Data in this exercise
-.-.-

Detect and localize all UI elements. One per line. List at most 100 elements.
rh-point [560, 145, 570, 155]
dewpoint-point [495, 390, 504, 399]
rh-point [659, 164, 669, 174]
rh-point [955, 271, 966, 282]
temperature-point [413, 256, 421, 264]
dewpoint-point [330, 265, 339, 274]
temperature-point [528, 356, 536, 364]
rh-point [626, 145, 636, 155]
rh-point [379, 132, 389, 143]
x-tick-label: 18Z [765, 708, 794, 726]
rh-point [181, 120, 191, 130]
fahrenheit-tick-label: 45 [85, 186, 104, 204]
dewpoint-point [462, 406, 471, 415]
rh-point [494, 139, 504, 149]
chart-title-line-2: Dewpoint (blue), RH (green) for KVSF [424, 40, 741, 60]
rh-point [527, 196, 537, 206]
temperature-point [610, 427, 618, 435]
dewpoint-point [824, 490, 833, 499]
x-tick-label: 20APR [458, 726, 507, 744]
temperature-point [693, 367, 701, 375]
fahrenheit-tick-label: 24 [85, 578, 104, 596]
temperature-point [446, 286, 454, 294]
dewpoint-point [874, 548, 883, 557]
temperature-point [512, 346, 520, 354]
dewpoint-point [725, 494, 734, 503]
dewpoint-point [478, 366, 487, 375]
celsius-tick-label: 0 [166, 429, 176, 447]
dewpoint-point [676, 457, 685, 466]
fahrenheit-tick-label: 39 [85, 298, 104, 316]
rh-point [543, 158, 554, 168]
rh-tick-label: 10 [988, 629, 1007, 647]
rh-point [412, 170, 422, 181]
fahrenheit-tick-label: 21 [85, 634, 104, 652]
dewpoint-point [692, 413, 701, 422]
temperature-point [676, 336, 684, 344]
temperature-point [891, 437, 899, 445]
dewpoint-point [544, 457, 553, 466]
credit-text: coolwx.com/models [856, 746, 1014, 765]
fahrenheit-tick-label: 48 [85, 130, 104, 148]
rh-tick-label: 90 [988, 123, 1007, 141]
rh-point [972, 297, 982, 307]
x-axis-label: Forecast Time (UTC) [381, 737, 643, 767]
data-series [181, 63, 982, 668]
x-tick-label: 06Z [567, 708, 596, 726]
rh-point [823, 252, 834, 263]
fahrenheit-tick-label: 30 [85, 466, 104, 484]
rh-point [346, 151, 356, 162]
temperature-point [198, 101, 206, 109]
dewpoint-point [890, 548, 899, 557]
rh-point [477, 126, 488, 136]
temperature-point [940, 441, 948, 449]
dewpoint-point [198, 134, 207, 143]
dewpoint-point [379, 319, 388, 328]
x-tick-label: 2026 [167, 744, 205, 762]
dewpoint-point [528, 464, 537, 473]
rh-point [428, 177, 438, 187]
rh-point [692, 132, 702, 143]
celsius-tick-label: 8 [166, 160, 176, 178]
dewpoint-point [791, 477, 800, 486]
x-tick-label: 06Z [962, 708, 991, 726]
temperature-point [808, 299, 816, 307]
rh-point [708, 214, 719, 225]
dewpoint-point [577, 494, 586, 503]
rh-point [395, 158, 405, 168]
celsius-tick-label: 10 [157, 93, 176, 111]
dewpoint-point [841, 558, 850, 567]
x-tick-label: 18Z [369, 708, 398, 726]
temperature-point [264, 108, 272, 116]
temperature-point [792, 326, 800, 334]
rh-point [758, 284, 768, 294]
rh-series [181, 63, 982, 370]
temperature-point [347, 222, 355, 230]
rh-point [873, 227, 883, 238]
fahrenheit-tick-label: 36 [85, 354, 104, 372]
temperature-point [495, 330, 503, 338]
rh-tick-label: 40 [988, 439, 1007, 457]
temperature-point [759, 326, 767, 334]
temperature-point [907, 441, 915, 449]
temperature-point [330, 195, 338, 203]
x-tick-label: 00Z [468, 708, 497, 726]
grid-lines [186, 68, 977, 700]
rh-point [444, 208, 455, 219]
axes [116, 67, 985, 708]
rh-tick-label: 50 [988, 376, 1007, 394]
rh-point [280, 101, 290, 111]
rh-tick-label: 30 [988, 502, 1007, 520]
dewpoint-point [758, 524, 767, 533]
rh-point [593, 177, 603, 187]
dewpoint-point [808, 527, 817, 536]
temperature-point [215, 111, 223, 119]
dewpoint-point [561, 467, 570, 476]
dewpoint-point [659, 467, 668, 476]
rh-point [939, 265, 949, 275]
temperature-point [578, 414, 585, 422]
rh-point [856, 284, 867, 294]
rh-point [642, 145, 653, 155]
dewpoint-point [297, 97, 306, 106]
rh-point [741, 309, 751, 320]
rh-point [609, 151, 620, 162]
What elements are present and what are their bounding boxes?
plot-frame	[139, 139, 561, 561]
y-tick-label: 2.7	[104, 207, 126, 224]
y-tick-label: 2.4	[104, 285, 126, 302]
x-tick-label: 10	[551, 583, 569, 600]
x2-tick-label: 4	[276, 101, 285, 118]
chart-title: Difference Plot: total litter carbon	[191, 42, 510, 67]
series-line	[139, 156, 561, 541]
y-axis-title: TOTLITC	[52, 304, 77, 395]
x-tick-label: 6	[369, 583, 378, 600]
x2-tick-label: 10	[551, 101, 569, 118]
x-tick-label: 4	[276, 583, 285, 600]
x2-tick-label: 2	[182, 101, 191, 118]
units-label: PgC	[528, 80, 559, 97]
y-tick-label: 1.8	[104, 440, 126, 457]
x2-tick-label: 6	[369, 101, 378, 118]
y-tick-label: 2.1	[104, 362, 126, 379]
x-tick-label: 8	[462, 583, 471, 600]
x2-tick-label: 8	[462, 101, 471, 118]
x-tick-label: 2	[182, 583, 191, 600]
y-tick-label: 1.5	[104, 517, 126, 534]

-.-.-

Reproduce the data verbatim, starting from the first line and continuing through the line containing "dewpoint-point [462, 406, 471, 415]".

Detect and localize all UI elements. One per line. List at most 100 elements.
rh-point [560, 145, 570, 155]
dewpoint-point [495, 390, 504, 399]
rh-point [659, 164, 669, 174]
rh-point [955, 271, 966, 282]
temperature-point [413, 256, 421, 264]
dewpoint-point [330, 265, 339, 274]
temperature-point [528, 356, 536, 364]
rh-point [626, 145, 636, 155]
rh-point [379, 132, 389, 143]
x-tick-label: 18Z [765, 708, 794, 726]
rh-point [181, 120, 191, 130]
fahrenheit-tick-label: 45 [85, 186, 104, 204]
dewpoint-point [462, 406, 471, 415]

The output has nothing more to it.